- _WORK REQUIRED_: The answer should be a single number: how many lines of the entries below hold the word "JSON".

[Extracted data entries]
::::
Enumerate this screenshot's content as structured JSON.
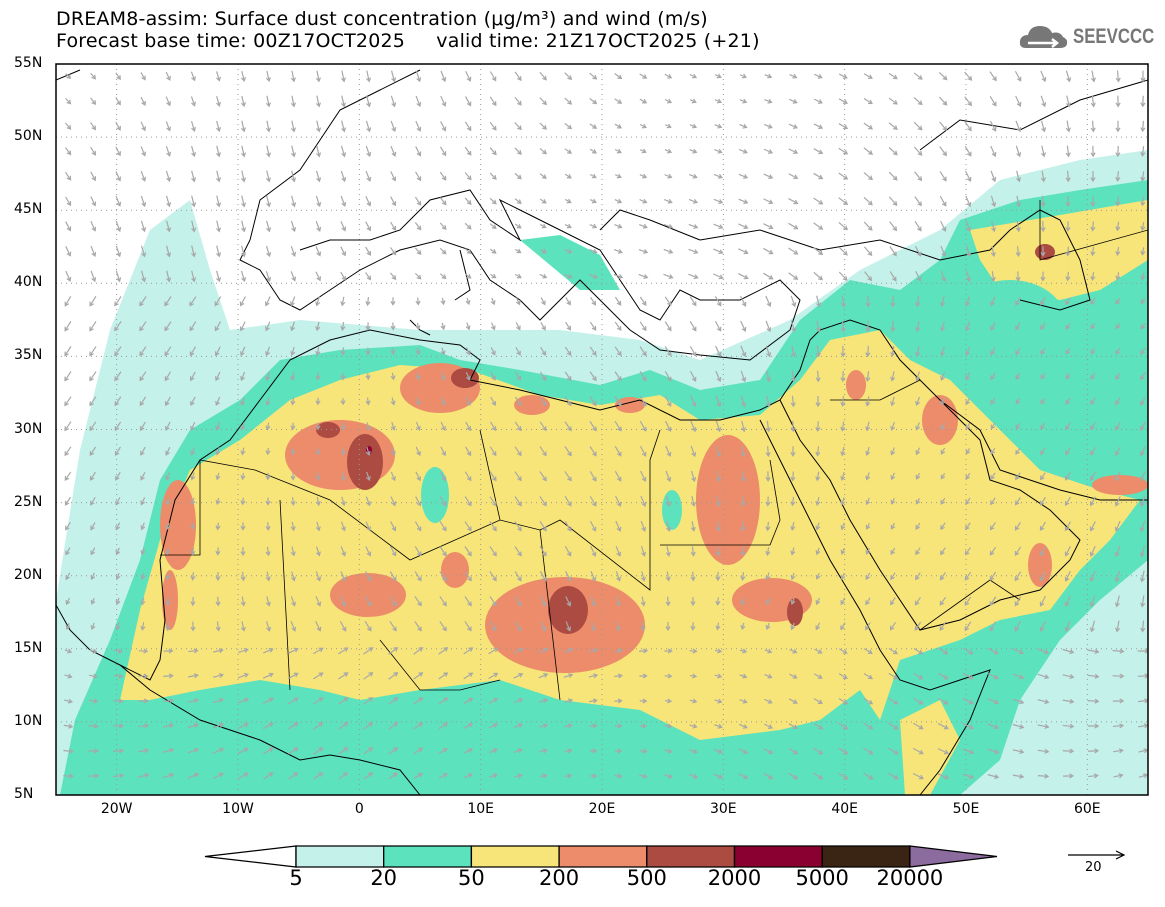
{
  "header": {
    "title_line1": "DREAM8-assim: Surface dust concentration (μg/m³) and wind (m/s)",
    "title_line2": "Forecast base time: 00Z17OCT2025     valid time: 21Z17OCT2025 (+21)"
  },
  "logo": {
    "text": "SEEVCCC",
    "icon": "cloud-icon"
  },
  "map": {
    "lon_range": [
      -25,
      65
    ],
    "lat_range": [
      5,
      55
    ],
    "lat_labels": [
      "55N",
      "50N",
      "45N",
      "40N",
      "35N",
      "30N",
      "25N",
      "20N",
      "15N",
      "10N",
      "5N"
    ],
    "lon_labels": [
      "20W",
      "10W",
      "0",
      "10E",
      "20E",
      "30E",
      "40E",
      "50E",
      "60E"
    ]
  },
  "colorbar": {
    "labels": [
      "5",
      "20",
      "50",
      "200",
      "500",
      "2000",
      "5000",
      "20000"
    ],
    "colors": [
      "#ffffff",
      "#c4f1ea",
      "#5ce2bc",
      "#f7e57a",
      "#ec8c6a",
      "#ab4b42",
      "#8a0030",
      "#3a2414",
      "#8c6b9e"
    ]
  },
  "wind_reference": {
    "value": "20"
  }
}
::::
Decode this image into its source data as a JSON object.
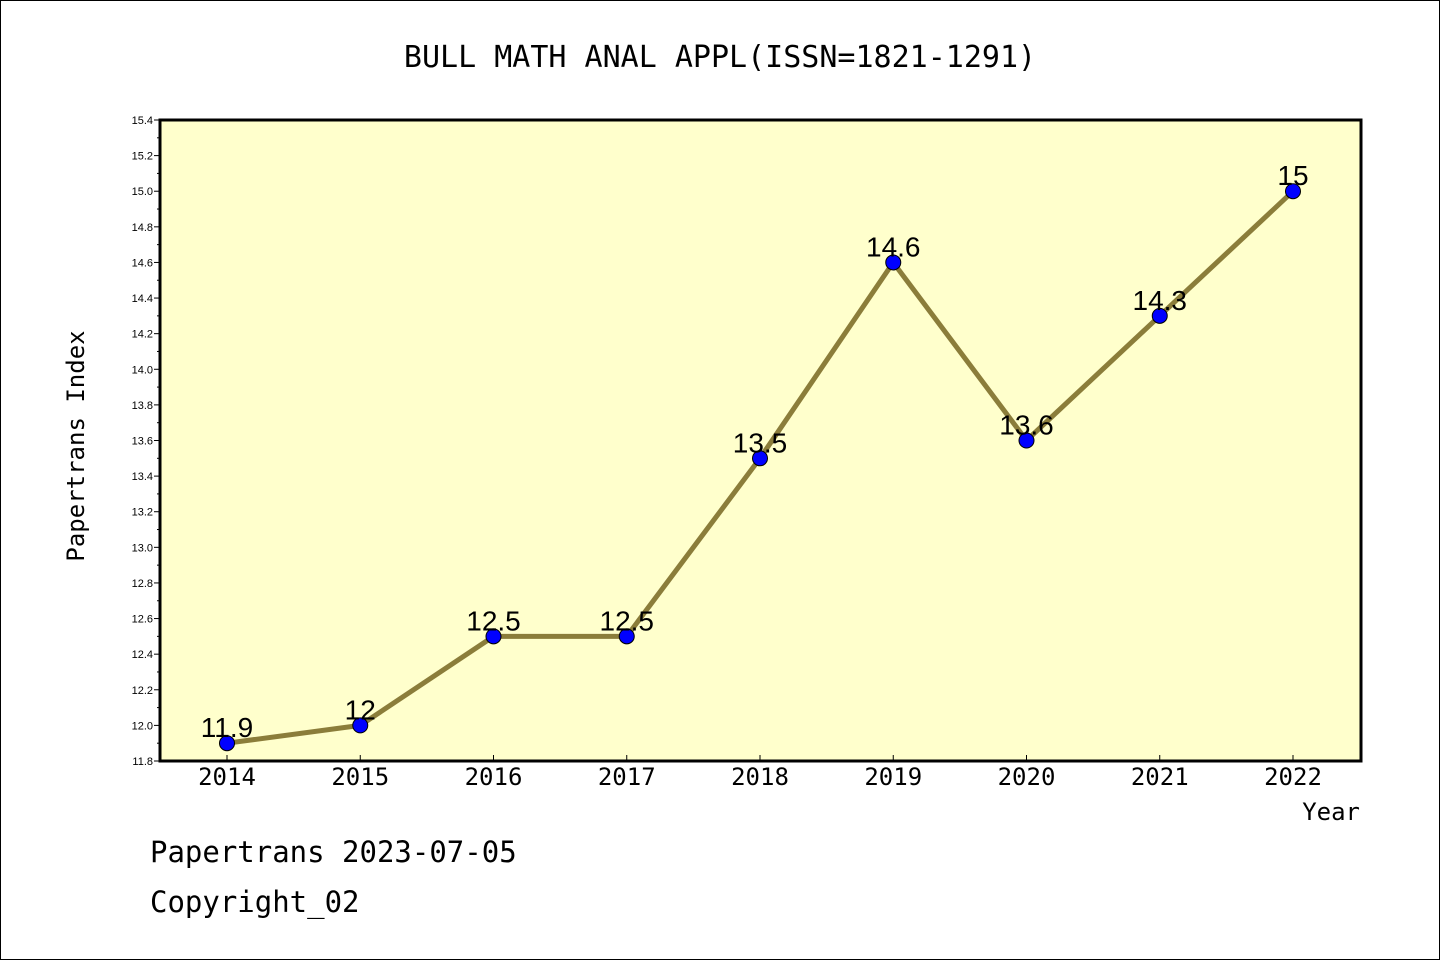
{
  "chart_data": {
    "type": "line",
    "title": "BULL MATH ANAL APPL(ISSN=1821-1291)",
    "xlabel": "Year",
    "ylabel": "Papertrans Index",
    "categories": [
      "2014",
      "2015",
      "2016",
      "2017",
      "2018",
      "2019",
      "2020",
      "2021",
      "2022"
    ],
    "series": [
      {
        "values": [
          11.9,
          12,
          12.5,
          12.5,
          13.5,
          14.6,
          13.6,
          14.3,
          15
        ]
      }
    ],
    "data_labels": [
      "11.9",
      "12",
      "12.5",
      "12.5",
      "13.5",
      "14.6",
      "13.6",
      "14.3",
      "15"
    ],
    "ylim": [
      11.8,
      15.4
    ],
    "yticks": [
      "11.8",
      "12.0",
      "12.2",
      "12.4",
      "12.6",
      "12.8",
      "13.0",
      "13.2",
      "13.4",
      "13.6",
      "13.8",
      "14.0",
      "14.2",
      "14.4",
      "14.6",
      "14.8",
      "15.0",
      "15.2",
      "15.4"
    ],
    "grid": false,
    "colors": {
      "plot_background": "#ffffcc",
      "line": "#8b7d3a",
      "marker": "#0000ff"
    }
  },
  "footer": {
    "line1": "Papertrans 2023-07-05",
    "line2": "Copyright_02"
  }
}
::::
- _SOLVED EXERCISE_: 2